• WRITTEN EXERCISE
Set down the full listing exactly, character for character.

--- LISTED RECORDS ---

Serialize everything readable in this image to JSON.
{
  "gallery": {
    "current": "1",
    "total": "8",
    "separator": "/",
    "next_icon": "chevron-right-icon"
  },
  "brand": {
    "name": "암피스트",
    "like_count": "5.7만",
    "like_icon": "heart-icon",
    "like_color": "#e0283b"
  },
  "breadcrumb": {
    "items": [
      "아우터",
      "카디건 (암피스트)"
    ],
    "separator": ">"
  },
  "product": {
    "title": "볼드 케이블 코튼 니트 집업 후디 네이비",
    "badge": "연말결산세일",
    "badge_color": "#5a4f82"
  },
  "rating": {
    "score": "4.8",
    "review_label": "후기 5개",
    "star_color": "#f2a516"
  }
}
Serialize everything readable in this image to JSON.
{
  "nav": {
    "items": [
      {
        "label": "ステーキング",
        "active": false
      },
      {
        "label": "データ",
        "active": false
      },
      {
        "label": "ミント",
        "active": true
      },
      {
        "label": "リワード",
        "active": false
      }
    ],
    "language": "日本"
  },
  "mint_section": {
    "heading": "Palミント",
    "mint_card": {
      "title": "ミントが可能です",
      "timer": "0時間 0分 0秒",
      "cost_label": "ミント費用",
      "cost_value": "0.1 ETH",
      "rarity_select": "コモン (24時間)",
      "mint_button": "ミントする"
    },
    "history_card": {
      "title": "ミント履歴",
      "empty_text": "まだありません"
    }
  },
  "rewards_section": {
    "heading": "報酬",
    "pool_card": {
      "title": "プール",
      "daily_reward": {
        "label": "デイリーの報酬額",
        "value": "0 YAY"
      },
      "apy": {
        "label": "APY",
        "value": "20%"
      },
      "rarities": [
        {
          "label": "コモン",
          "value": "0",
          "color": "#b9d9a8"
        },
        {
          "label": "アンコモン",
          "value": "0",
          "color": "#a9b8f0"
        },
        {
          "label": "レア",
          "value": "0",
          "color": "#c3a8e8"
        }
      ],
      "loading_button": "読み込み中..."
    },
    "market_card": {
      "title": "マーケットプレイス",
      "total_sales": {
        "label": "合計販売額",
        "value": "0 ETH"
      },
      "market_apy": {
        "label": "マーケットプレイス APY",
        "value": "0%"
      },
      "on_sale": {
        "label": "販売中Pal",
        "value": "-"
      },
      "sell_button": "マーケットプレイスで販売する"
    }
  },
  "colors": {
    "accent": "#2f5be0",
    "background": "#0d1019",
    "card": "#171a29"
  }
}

---

• EXERCISE OUTPUT
Serialize everything readable in this image to JSON.
{
  "gallery": {
    "current": "1",
    "total": "8",
    "separator": "/",
    "next_icon": "chevron-right-icon"
  },
  "brand": {
    "name": "암피스트",
    "like_count": "5.7만",
    "like_icon": "heart-icon",
    "like_color": "#e0283b"
  },
  "breadcrumb": {
    "items": [
      "아우터",
      "카디건 (암피스트)"
    ],
    "separator": ">"
  },
  "product": {
    "title": "볼드 케이블 코튼 니트 집업 후디 네이비",
    "badge": "연말결산세일",
    "badge_color": "#5a4f82"
  },
  "rating": {
    "score": "4.8",
    "review_label": "후기 5개",
    "star_color": "#f2a516"
  }
}
Serialize everything readable in this image to JSON.
{
  "nav": {
    "items": [
      {
        "label": "ステーキング",
        "active": false
      },
      {
        "label": "データ",
        "active": false
      },
      {
        "label": "ミント",
        "active": true
      },
      {
        "label": "リワード",
        "active": false
      }
    ],
    "language": "日本"
  },
  "mint_section": {
    "heading": "Palミント",
    "mint_card": {
      "title": "ミントが可能です",
      "timer": "0時間 0分 0秒",
      "cost_label": "ミント費用",
      "cost_value": "0.1 ETH",
      "rarity_select": "コモン (24時間)",
      "mint_button": "ミントする"
    },
    "history_card": {
      "title": "ミント履歴",
      "empty_text": "まだありません"
    }
  },
  "rewards_section": {
    "heading": "報酬",
    "pool_card": {
      "title": "プール",
      "daily_reward": {
        "label": "デイリーの報酬額",
        "value": "0 YAY"
      },
      "apy": {
        "label": "APY",
        "value": "20%"
      },
      "rarities": [
        {
          "label": "コモン",
          "value": "0",
          "color": "#b9d9a8"
        },
        {
          "label": "アンコモン",
          "value": "0",
          "color": "#a9b8f0"
        },
        {
          "label": "レア",
          "value": "0",
          "color": "#c3a8e8"
        }
      ],
      "loading_button": "読み込み中..."
    },
    "market_card": {
      "title": "マーケットプレイス",
      "total_sales": {
        "label": "合計販売額",
        "value": "0 ETH"
      },
      "market_apy": {
        "label": "マーケットプレイス APY",
        "value": "0%"
      },
      "on_sale": {
        "label": "販売中Pal",
        "value": "-"
      },
      "sell_button": "マーケットプレイスで販売する"
    }
  },
  "colors": {
    "accent": "#2f5be0",
    "background": "#0d1019",
    "card": "#171a29"
  }
}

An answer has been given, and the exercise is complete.